Given problem
Please return each line of the listing below that contains the string "service".

(Raw records)
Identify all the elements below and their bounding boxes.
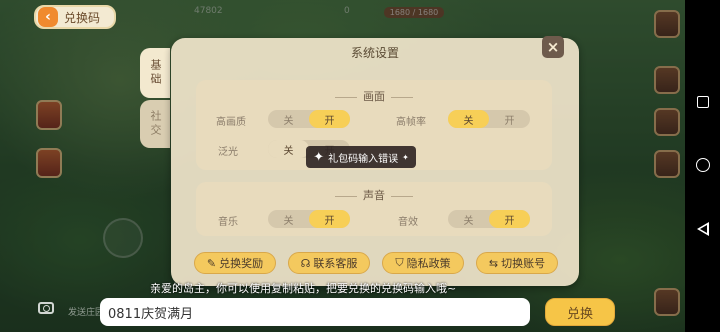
tab-basic[interactable]: 基础 xyxy=(140,48,170,98)
hfr-label: 高帧率 xyxy=(396,117,426,128)
recent-apps-icon[interactable] xyxy=(696,96,709,108)
toggle-off-option[interactable]: 关 xyxy=(448,110,489,128)
bloom-label: 泛光 xyxy=(218,147,238,158)
toggle-on-option[interactable]: 开 xyxy=(489,210,530,228)
redeem-code-input[interactable] xyxy=(108,304,530,320)
toggle-off-option[interactable]: 关 xyxy=(268,140,309,158)
toggle-on-option[interactable]: 开 xyxy=(309,210,350,228)
tab-social[interactable]: 社交 xyxy=(140,100,170,148)
hfr-toggle[interactable]: 关 开 xyxy=(448,110,530,128)
redeem-reward-label: 兑换奖励 xyxy=(219,257,264,270)
sfx-label: 音效 xyxy=(398,217,418,228)
music-toggle[interactable]: 关 开 xyxy=(268,210,350,228)
hq-label: 高画质 xyxy=(216,117,246,128)
error-toast: ✦ 礼包码输入错误 ✦ xyxy=(306,146,416,168)
toggle-off-option[interactable]: 关 xyxy=(268,210,309,228)
sound-panel: 声音 音乐 关 开 音效 关 开 xyxy=(196,182,552,236)
toggle-off-option[interactable]: 关 xyxy=(268,110,309,128)
toggle-on-option[interactable]: 开 xyxy=(309,110,350,128)
redeem-code-label: 兑换码 xyxy=(64,10,101,25)
music-label: 音乐 xyxy=(218,217,238,228)
pencil-icon: ✎ xyxy=(206,256,217,270)
privacy-policy-button[interactable]: ⛉ 隐私政策 xyxy=(382,252,464,274)
redeem-hint: 亲爱的岛主，你可以使用复制粘贴，把要兑换的兑换码输入哦~ xyxy=(150,282,457,295)
sfx-toggle[interactable]: 关 开 xyxy=(448,210,530,228)
redeem-code-badge[interactable]: ‹ 兑换码 xyxy=(34,5,116,29)
back-icon[interactable] xyxy=(696,222,709,236)
contact-service-button[interactable]: ☊ 联系客服 xyxy=(288,252,370,274)
android-nav-bar xyxy=(685,0,720,332)
dialog-title: 系统设置 xyxy=(350,46,399,60)
switch-account-button[interactable]: ⇆ 切换账号 xyxy=(476,252,558,274)
hq-toggle[interactable]: 关 开 xyxy=(268,110,350,128)
back-arrow-icon[interactable]: ‹ xyxy=(38,7,58,27)
close-button[interactable]: × xyxy=(542,36,564,58)
sound-section-title: 声音 xyxy=(196,187,552,203)
toggle-on-option[interactable]: 开 xyxy=(489,110,530,128)
redeem-code-field[interactable] xyxy=(100,298,530,326)
privacy-policy-label: 隐私政策 xyxy=(406,257,451,270)
camera-icon[interactable] xyxy=(38,302,54,314)
toggle-off-option[interactable]: 关 xyxy=(448,210,489,228)
switch-account-label: 切换账号 xyxy=(501,257,546,270)
toast-text: 礼包码输入错误 xyxy=(328,153,399,165)
contact-service-label: 联系客服 xyxy=(313,257,358,270)
redeem-submit-button[interactable]: 兑换 xyxy=(545,298,615,326)
sparkle-icon: ✦ xyxy=(402,152,409,162)
graphics-section-title: 画面 xyxy=(196,88,552,104)
switch-icon: ⇆ xyxy=(488,256,499,270)
home-icon[interactable] xyxy=(695,158,710,172)
friend-label: 发送庄园 xyxy=(68,308,105,318)
headset-icon: ☊ xyxy=(300,256,311,270)
shield-icon: ⛉ xyxy=(395,256,404,269)
sparkle-icon: ✦ xyxy=(313,149,325,165)
redeem-reward-button[interactable]: ✎ 兑换奖励 xyxy=(194,252,276,274)
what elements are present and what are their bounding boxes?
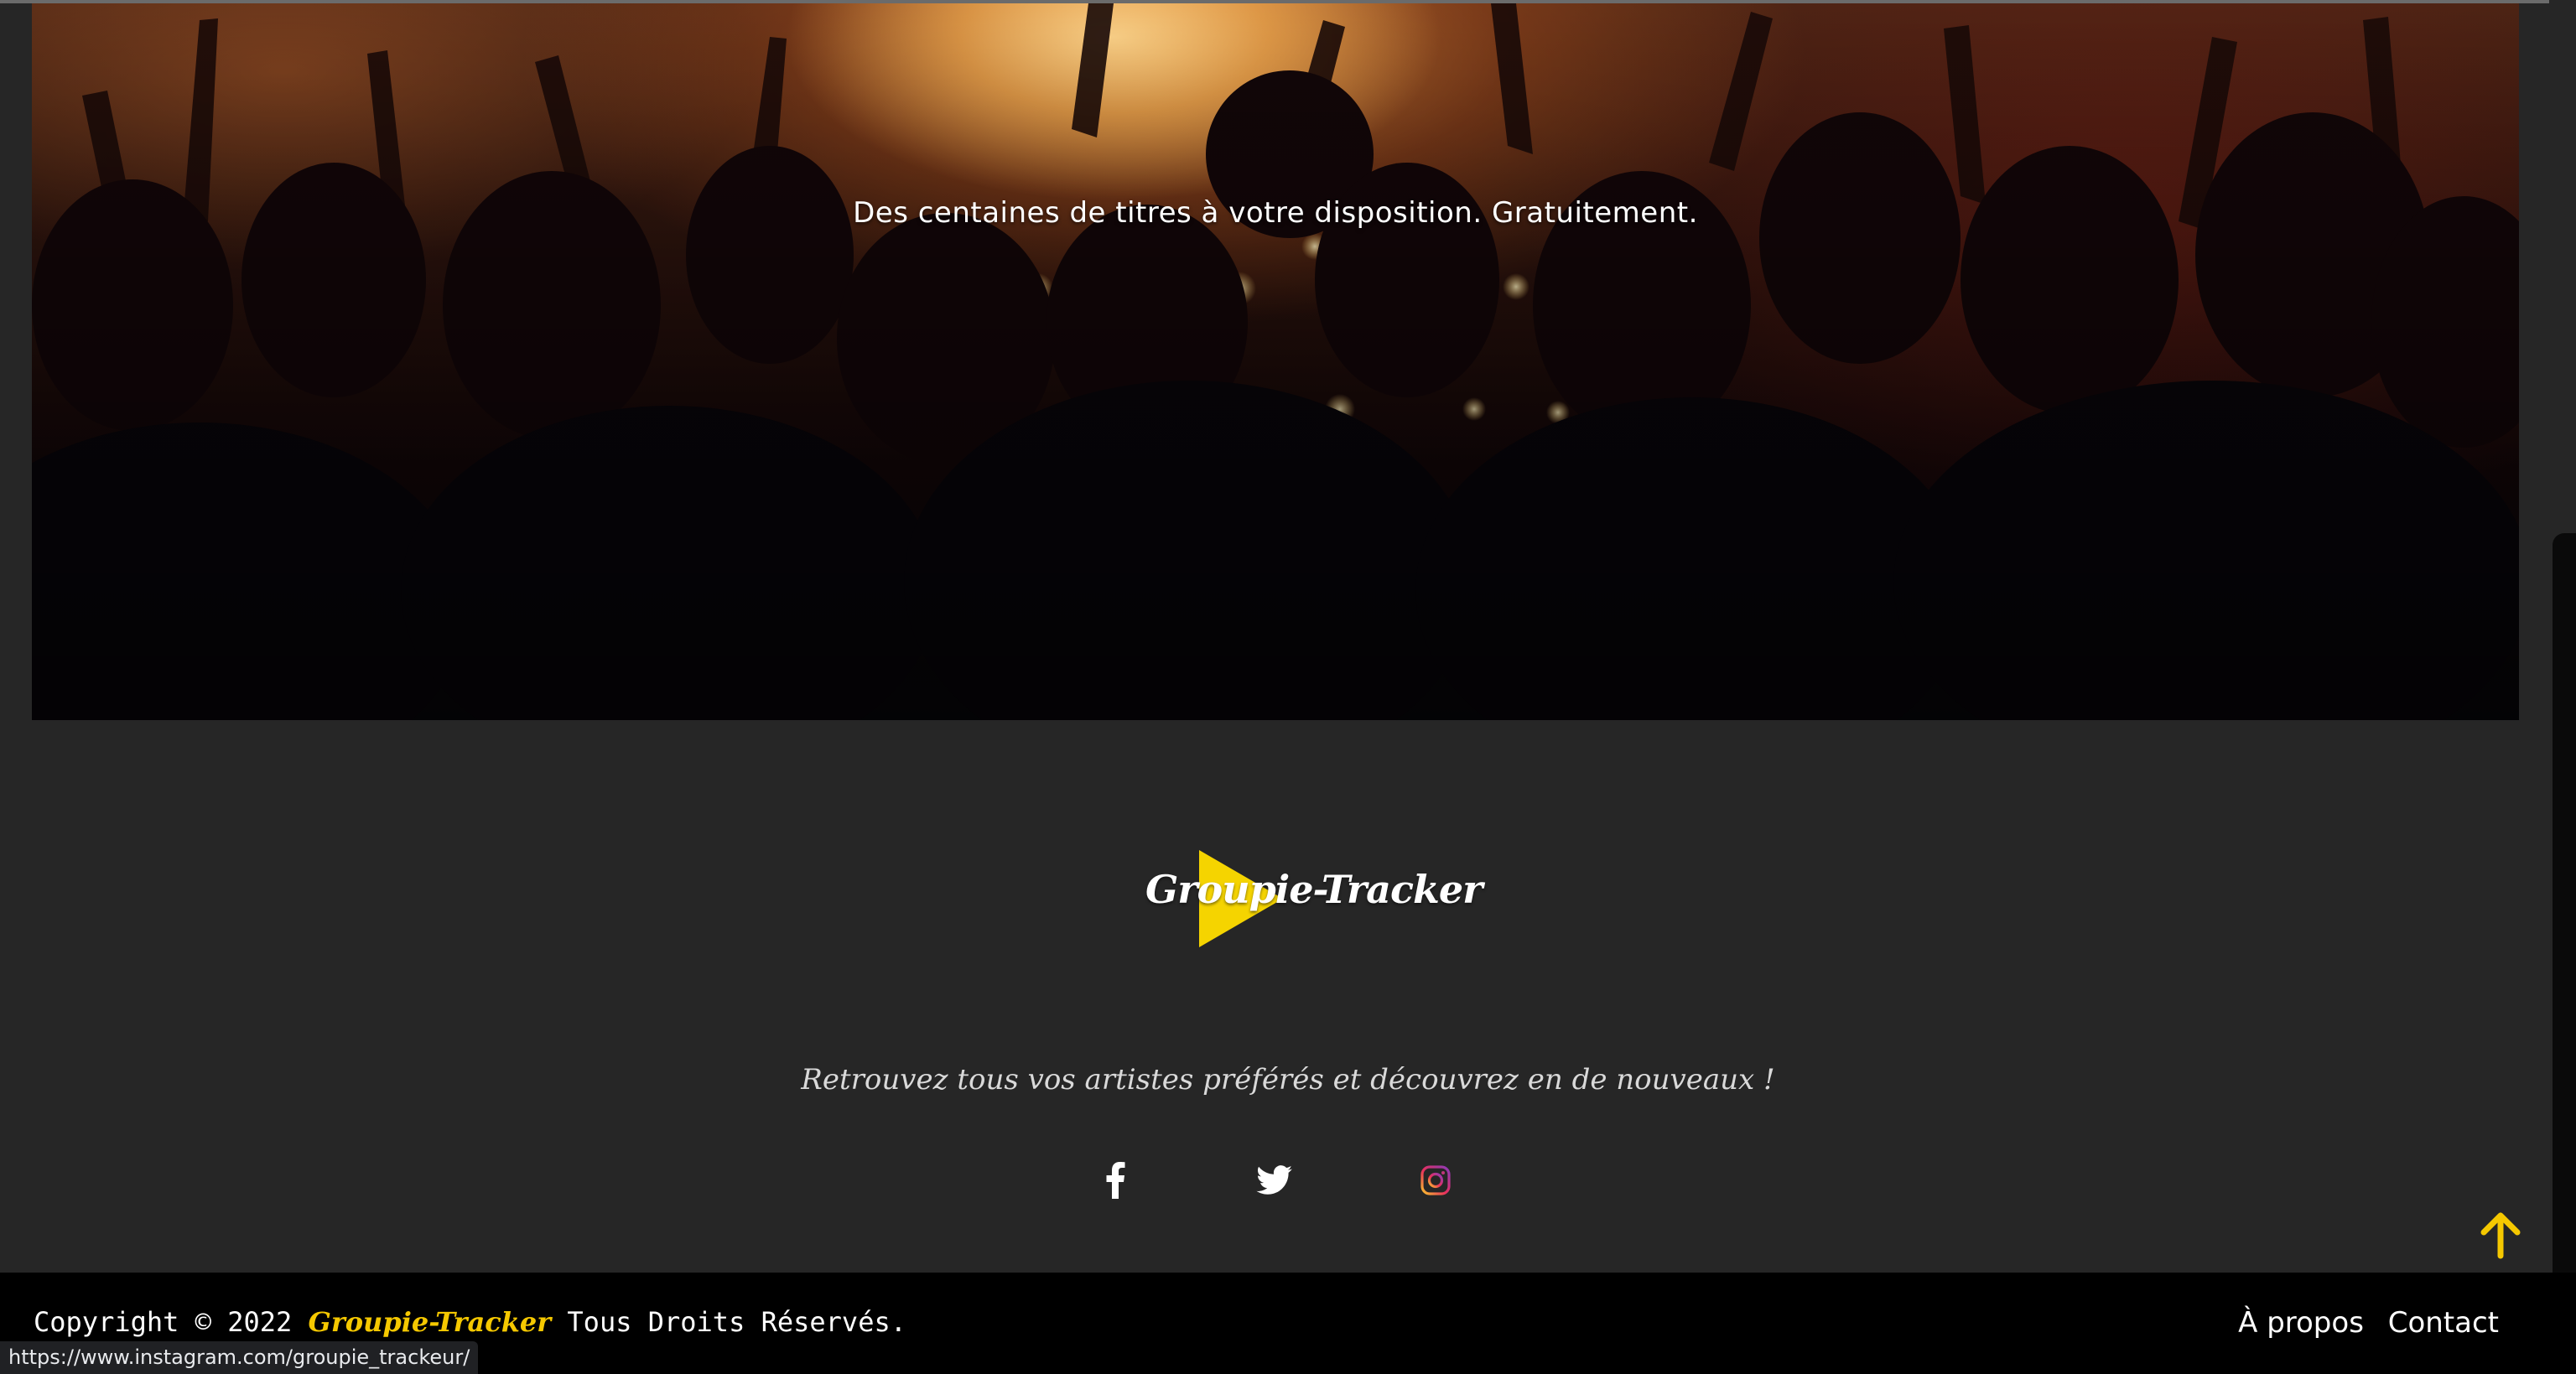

Output of the task
contact-service-button[interactable]: ☊ 联系客服 xyxy=(288,252,370,274)
contact-service-label: 联系客服 xyxy=(313,257,358,270)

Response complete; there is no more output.